[Stored items from a collection]

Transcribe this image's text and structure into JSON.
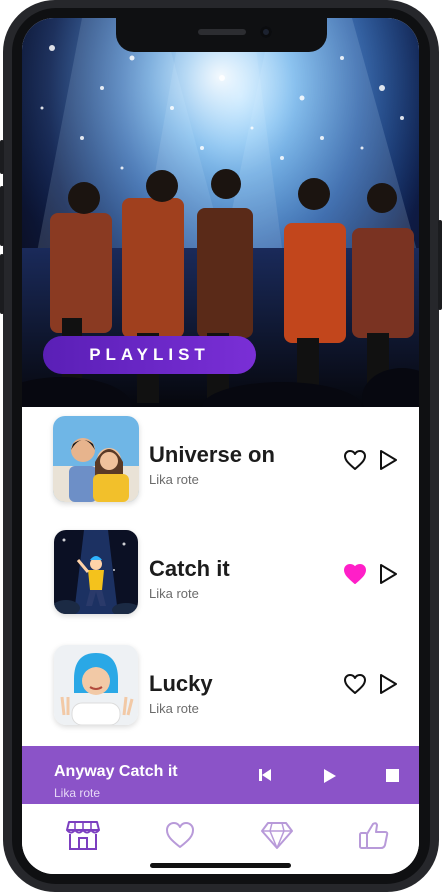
{
  "banner": {
    "label": "PLAYLIST"
  },
  "songs": [
    {
      "title": "Universe on",
      "artist": "Lika rote",
      "liked": false
    },
    {
      "title": "Catch it",
      "artist": "Lika rote",
      "liked": true
    },
    {
      "title": "Lucky",
      "artist": "Lika rote",
      "liked": false
    }
  ],
  "now_playing": {
    "title": "Anyway Catch it",
    "artist": "Lika rote"
  },
  "tabs": [
    {
      "icon": "store-icon",
      "active": true
    },
    {
      "icon": "heart-icon",
      "active": false
    },
    {
      "icon": "diamond-icon",
      "active": false
    },
    {
      "icon": "thumbs-up-icon",
      "active": false
    }
  ],
  "colors": {
    "accent": "#7a2fd6",
    "player_bg": "#8b53c8",
    "liked": "#ff1fc8",
    "tab_icon": "#7c3fc0"
  }
}
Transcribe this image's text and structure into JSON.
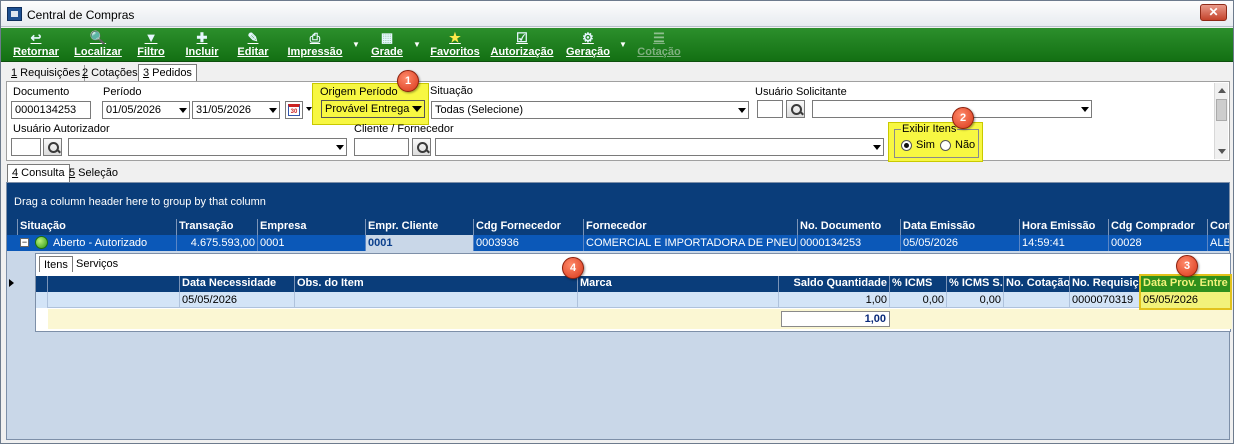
{
  "window": {
    "title": "Central de Compras",
    "close_glyph": "✕"
  },
  "toolbar": {
    "buttons": [
      {
        "label": "Retornar",
        "icon": "return-icon",
        "glyph": "↩"
      },
      {
        "label": "Localizar",
        "icon": "search-icon",
        "glyph": "🔍"
      },
      {
        "label": "Filtro",
        "icon": "filter-icon",
        "glyph": "▼"
      },
      {
        "label": "Incluir",
        "icon": "plus-icon",
        "glyph": "✚"
      },
      {
        "label": "Editar",
        "icon": "edit-icon",
        "glyph": "✎"
      },
      {
        "label": "Impressão",
        "icon": "printer-icon",
        "glyph": "⎙"
      },
      {
        "label": "Grade",
        "icon": "grid-icon",
        "glyph": "▦"
      },
      {
        "label": "Favoritos",
        "icon": "star-icon",
        "glyph": "★"
      },
      {
        "label": "Autorização",
        "icon": "authorize-icon",
        "glyph": "☑"
      },
      {
        "label": "Geração",
        "icon": "generate-icon",
        "glyph": "⚙"
      },
      {
        "label": "Cotação",
        "icon": "quote-icon",
        "glyph": "☰"
      }
    ],
    "dropdown_glyph": "▼"
  },
  "tabs_top": [
    {
      "num": "1",
      "label": " Requisições"
    },
    {
      "num": "2",
      "label": " Cotações"
    },
    {
      "num": "3",
      "label": " Pedidos"
    }
  ],
  "filters": {
    "documento": {
      "label": "Documento",
      "value": "0000134253"
    },
    "periodo": {
      "label": "Período",
      "from": "01/05/2026",
      "to": "31/05/2026"
    },
    "origem": {
      "label": "Origem Período",
      "value": "Provável Entrega"
    },
    "situacao": {
      "label": "Situação",
      "value": "Todas (Selecione)"
    },
    "usuario_solicitante": {
      "label": "Usuário Solicitante",
      "code": "",
      "name": ""
    },
    "usuario_autorizador": {
      "label": "Usuário Autorizador",
      "code": "",
      "name": ""
    },
    "cliente_fornecedor": {
      "label": "Cliente / Fornecedor",
      "code": "",
      "name": ""
    },
    "exibir_itens": {
      "label": "Exibir Itens",
      "sim": "Sim",
      "nao": "Não"
    },
    "calendar_day": "30"
  },
  "badges": [
    "1",
    "2",
    "3",
    "4"
  ],
  "tabs_mid": [
    {
      "num": "4",
      "label": " Consulta"
    },
    {
      "num": "5",
      "label": " Seleção"
    }
  ],
  "grid": {
    "group_hint": "Drag a column header here to group by that column",
    "columns": [
      "Situação",
      "Transação",
      "Empresa",
      "Empr. Cliente",
      "Cdg Fornecedor",
      "Fornecedor",
      "No. Documento",
      "Data Emissão",
      "Hora Emissão",
      "Cdg Comprador",
      "Com"
    ],
    "row": {
      "expander": "−",
      "situacao": "Aberto - Autorizado",
      "transacao": "4.675.593,00",
      "empresa": "0001",
      "empr_cliente": "0001",
      "cdg_fornecedor": "0003936",
      "fornecedor": "COMERCIAL E IMPORTADORA DE PNEUS LTI",
      "no_documento": "0000134253",
      "data_emissao": "05/05/2026",
      "hora_emissao": "14:59:41",
      "cdg_comprador": "00028",
      "com": "ALBE"
    }
  },
  "detail": {
    "tabs": [
      "Itens",
      "Serviços"
    ],
    "columns": [
      "Data Necessidade",
      "Obs. do Item",
      "Marca",
      "Saldo Quantidade",
      "% ICMS",
      "% ICMS S.",
      "No. Cotação",
      "No. Requisição",
      "Data Prov. Entre"
    ],
    "row": {
      "data_necessidade": "05/05/2026",
      "obs_item": "",
      "marca": "",
      "saldo_quantidade": "1,00",
      "icms": "0,00",
      "icms_s": "0,00",
      "no_cotacao": "",
      "no_requisicao": "0000070319",
      "data_prov_entrega": "05/05/2026"
    },
    "total": "1,00"
  }
}
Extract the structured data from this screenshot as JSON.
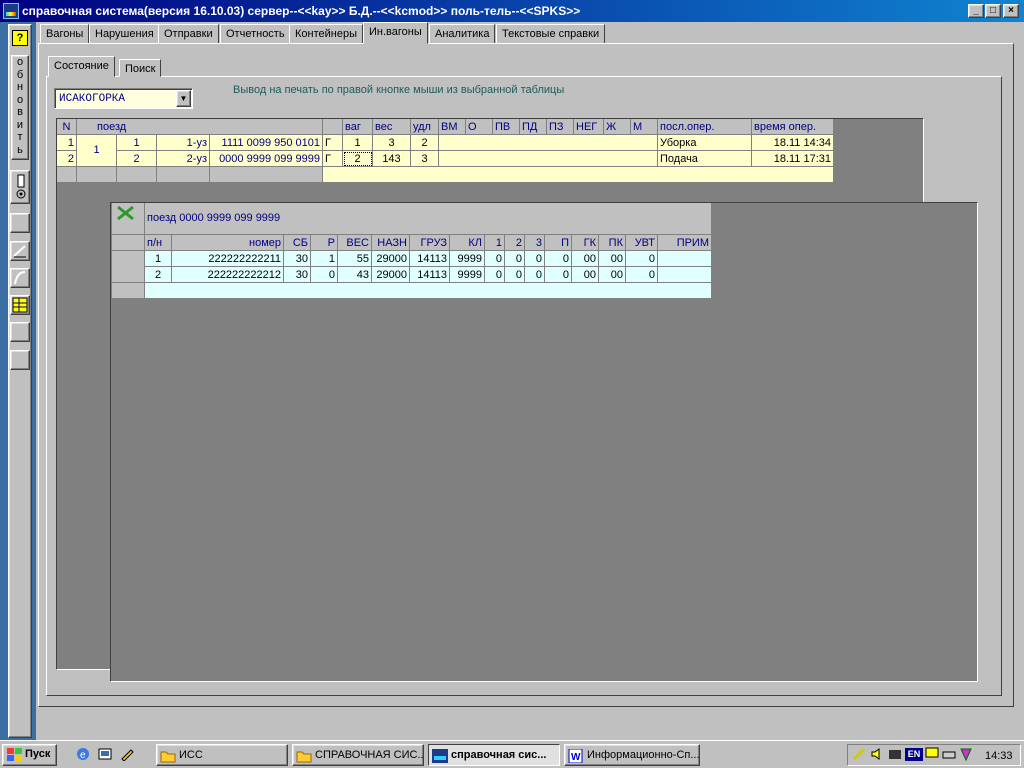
{
  "window": {
    "title": "справочная система(версия 16.10.03) сервер--<<kay>> Б.Д.--<<kcmod>> поль-тель--<<SPKS>>"
  },
  "leftbar": {
    "help": "?",
    "refresh_text": "о\nб\nн\nо\nв\nи\nт\nь"
  },
  "tabs": [
    "Вагоны",
    "Нарушения",
    "Отправки",
    "Отчетность",
    "Контейнеры",
    "Ин.вагоны",
    "Аналитика",
    "Текстовые справки"
  ],
  "subtabs": [
    "Состояние",
    "Поиск"
  ],
  "station": {
    "value": "ИСАКОГОРКА"
  },
  "hint": "Вывод на печать по правой кнопке мыши из выбранной таблицы",
  "grid1": {
    "headers": {
      "n": "N",
      "train": "поезд",
      "vag": "ваг",
      "ves": "вес",
      "udl": "удл",
      "vm": "ВМ",
      "o": "О",
      "pv": "ПВ",
      "pd": "ПД",
      "pz": "ПЗ",
      "neg": "НЕГ",
      "zh": "Ж",
      "m": "М",
      "posl": "посл.опер.",
      "time": "время опер."
    },
    "group": "1",
    "rows": [
      {
        "n": "1",
        "c1": "1",
        "c2": "1-уз",
        "index": "1111 0099 950 0101",
        "g": "Г",
        "vag": "1",
        "ves": "3",
        "udl": "2",
        "posl": "Уборка",
        "time": "18.11 14:34"
      },
      {
        "n": "2",
        "c1": "2",
        "c2": "2-уз",
        "index": "0000 9999 099 9999",
        "g": "Г",
        "vag": "2",
        "ves": "143",
        "udl": "3",
        "posl": "Подача",
        "time": "18.11 17:31"
      }
    ]
  },
  "grid2": {
    "title": "поезд 0000 9999 099 9999",
    "headers": {
      "pn": "п/н",
      "nomer": "номер",
      "sb": "СБ",
      "r": "Р",
      "ves": "ВЕС",
      "nazn": "НАЗН",
      "gruz": "ГРУЗ",
      "kl": "КЛ",
      "h1": "1",
      "h2": "2",
      "h3": "3",
      "p": "П",
      "gk": "ГК",
      "pk": "ПК",
      "uvt": "УВТ",
      "prim": "ПРИМ"
    },
    "rows": [
      {
        "pn": "1",
        "nomer": "222222222211",
        "sb": "30",
        "r": "1",
        "ves": "55",
        "nazn": "29000",
        "gruz": "14113",
        "kl": "9999",
        "h1": "0",
        "h2": "0",
        "h3": "0",
        "p": "0",
        "gk": "00",
        "pk": "00",
        "uvt": "0"
      },
      {
        "pn": "2",
        "nomer": "222222222212",
        "sb": "30",
        "r": "0",
        "ves": "43",
        "nazn": "29000",
        "gruz": "14113",
        "kl": "9999",
        "h1": "0",
        "h2": "0",
        "h3": "0",
        "p": "0",
        "gk": "00",
        "pk": "00",
        "uvt": "0"
      }
    ]
  },
  "taskbar": {
    "start": "Пуск",
    "tasks": [
      "ИСС",
      "СПРАВОЧНАЯ СИС...",
      "справочная сис...",
      "Информационно-Сп..."
    ],
    "clock": "14:33",
    "lang": "EN"
  }
}
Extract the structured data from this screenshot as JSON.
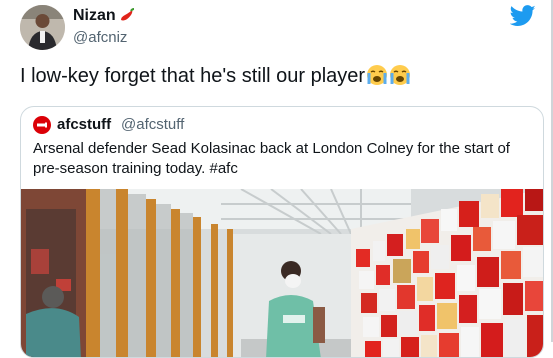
{
  "tweet": {
    "author_name": "Nizan",
    "author_handle": "@afcniz",
    "text": "I low-key forget that he's still our player",
    "emojis": [
      "crying-face-emoji",
      "crying-face-emoji"
    ]
  },
  "quoted_tweet": {
    "author_name": "afcstuff",
    "author_handle": "@afcstuff",
    "text": "Arsenal defender Sead Kolasinac back at London Colney for the start of pre-season training today. #afc"
  },
  "icons": {
    "brand": "twitter-bird-icon",
    "name_emoji": "chili-pepper-emoji",
    "quote_logo": "arsenal-crest-icon"
  },
  "colors": {
    "brand_blue": "#1d9bf0",
    "text": "#0f1419",
    "secondary_text": "#536471",
    "border": "#cfd9de",
    "arsenal_red": "#db0007"
  }
}
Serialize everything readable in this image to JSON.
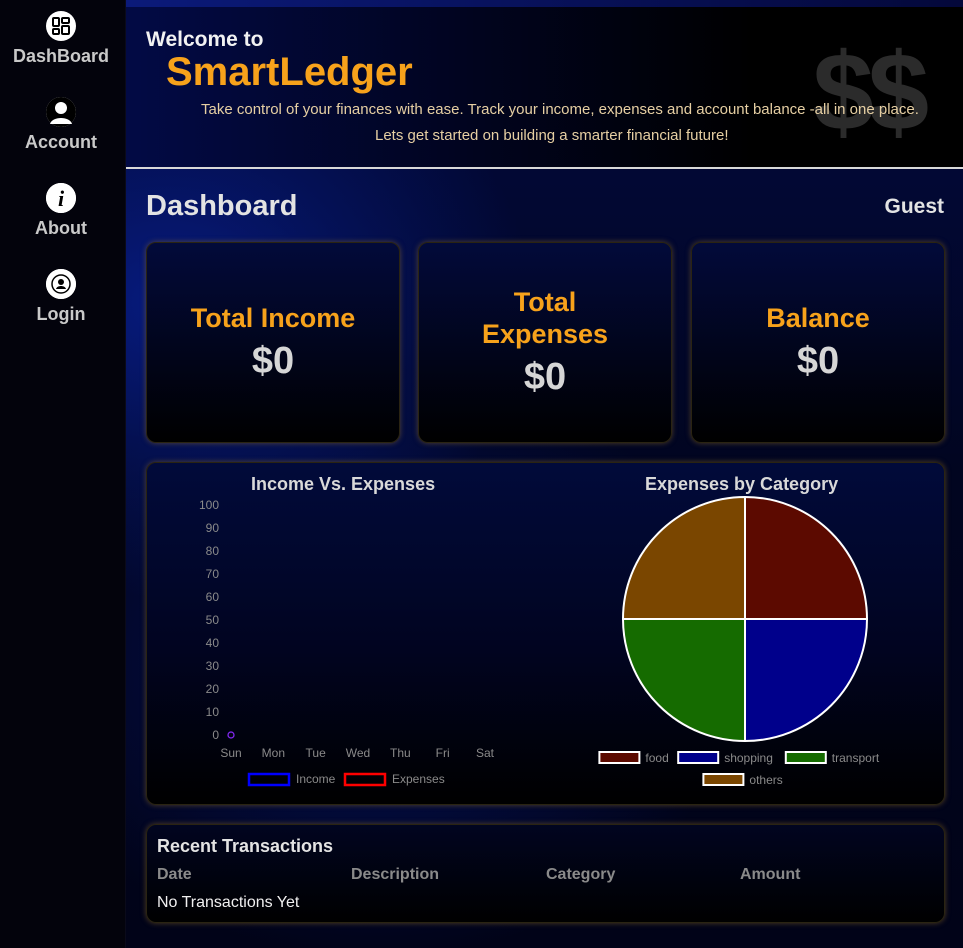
{
  "sidebar": {
    "items": [
      {
        "label": "DashBoard",
        "icon": "dashboard-icon"
      },
      {
        "label": "Account",
        "icon": "user-icon"
      },
      {
        "label": "About",
        "icon": "info-icon"
      },
      {
        "label": "Login",
        "icon": "login-user-icon"
      }
    ]
  },
  "header": {
    "welcome": "Welcome to",
    "brand": "SmartLedger",
    "decor": "$$",
    "tagline1": "Take control of your finances with ease. Track your income, expenses and account balance -all in one place.",
    "tagline2": "Lets get started on building a smarter financial future!"
  },
  "dashboard": {
    "title": "Dashboard",
    "user": "Guest",
    "cards": [
      {
        "title": "Total Income",
        "value": "$0"
      },
      {
        "title": "Total Expenses",
        "value": "$0"
      },
      {
        "title": "Balance",
        "value": "$0"
      }
    ]
  },
  "colors": {
    "accent": "#f7a21b",
    "income": "#0000ff",
    "expenses": "#ff0000"
  },
  "chart_data": [
    {
      "type": "line",
      "title": "Income Vs. Expenses",
      "categories": [
        "Sun",
        "Mon",
        "Tue",
        "Wed",
        "Thu",
        "Fri",
        "Sat"
      ],
      "series": [
        {
          "name": "Income",
          "values": [
            0,
            null,
            null,
            null,
            null,
            null,
            null
          ],
          "color": "#0000ff"
        },
        {
          "name": "Expenses",
          "values": [
            0,
            null,
            null,
            null,
            null,
            null,
            null
          ],
          "color": "#ff0000"
        }
      ],
      "yticks": [
        "0",
        "10",
        "20",
        "30",
        "40",
        "50",
        "60",
        "70",
        "80",
        "90",
        "100"
      ],
      "ylim": [
        0,
        100
      ],
      "legend": "bottom"
    },
    {
      "type": "pie",
      "title": "Expenses by Category",
      "labels": [
        "food",
        "shopping",
        "transport",
        "others"
      ],
      "values": [
        25,
        25,
        25,
        25
      ],
      "colors": [
        "#5c0a00",
        "#00008b",
        "#156b00",
        "#7a4600"
      ],
      "legend": "bottom"
    }
  ],
  "transactions": {
    "title": "Recent Transactions",
    "columns": [
      "Date",
      "Description",
      "Category",
      "Amount"
    ],
    "empty_text": "No Transactions Yet"
  }
}
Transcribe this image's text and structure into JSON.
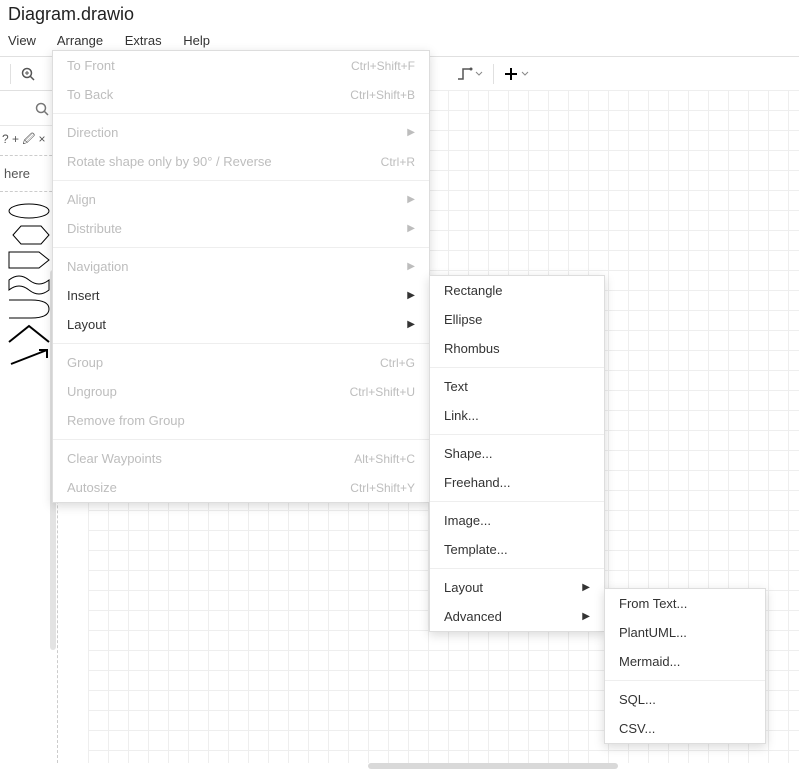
{
  "title": "Diagram.drawio",
  "menubar": [
    "View",
    "Arrange",
    "Extras",
    "Help"
  ],
  "sidebar": {
    "qrow": "? + 🖉 ×",
    "here": "here"
  },
  "menu1": [
    {
      "label": "To Front",
      "short": "Ctrl+Shift+F",
      "disabled": true
    },
    {
      "label": "To Back",
      "short": "Ctrl+Shift+B",
      "disabled": true
    },
    {
      "sep": true
    },
    {
      "label": "Direction",
      "sub": true,
      "disabled": true
    },
    {
      "label": "Rotate shape only by 90° / Reverse",
      "short": "Ctrl+R",
      "disabled": true
    },
    {
      "sep": true
    },
    {
      "label": "Align",
      "sub": true,
      "disabled": true
    },
    {
      "label": "Distribute",
      "sub": true,
      "disabled": true
    },
    {
      "sep": true
    },
    {
      "label": "Navigation",
      "sub": true,
      "disabled": true
    },
    {
      "label": "Insert",
      "sub": true,
      "disabled": false
    },
    {
      "label": "Layout",
      "sub": true,
      "disabled": false
    },
    {
      "sep": true
    },
    {
      "label": "Group",
      "short": "Ctrl+G",
      "disabled": true
    },
    {
      "label": "Ungroup",
      "short": "Ctrl+Shift+U",
      "disabled": true
    },
    {
      "label": "Remove from Group",
      "disabled": true
    },
    {
      "sep": true
    },
    {
      "label": "Clear Waypoints",
      "short": "Alt+Shift+C",
      "disabled": true
    },
    {
      "label": "Autosize",
      "short": "Ctrl+Shift+Y",
      "disabled": true
    }
  ],
  "menu2": [
    {
      "label": "Rectangle"
    },
    {
      "label": "Ellipse"
    },
    {
      "label": "Rhombus"
    },
    {
      "sep": true
    },
    {
      "label": "Text"
    },
    {
      "label": "Link..."
    },
    {
      "sep": true
    },
    {
      "label": "Shape..."
    },
    {
      "label": "Freehand..."
    },
    {
      "sep": true
    },
    {
      "label": "Image..."
    },
    {
      "label": "Template..."
    },
    {
      "sep": true
    },
    {
      "label": "Layout",
      "sub": true
    },
    {
      "label": "Advanced",
      "sub": true
    }
  ],
  "menu3": [
    {
      "label": "From Text..."
    },
    {
      "label": "PlantUML..."
    },
    {
      "label": "Mermaid..."
    },
    {
      "sep": true
    },
    {
      "label": "SQL..."
    },
    {
      "label": "CSV..."
    }
  ]
}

Short task: Check each line above for "Shift" and return the ones that have it.

The output:
      "short": "Ctrl+Shift+F",
      "short": "Ctrl+Shift+B",
      "short": "Ctrl+Shift+U",
      "short": "Alt+Shift+C",
      "short": "Ctrl+Shift+Y",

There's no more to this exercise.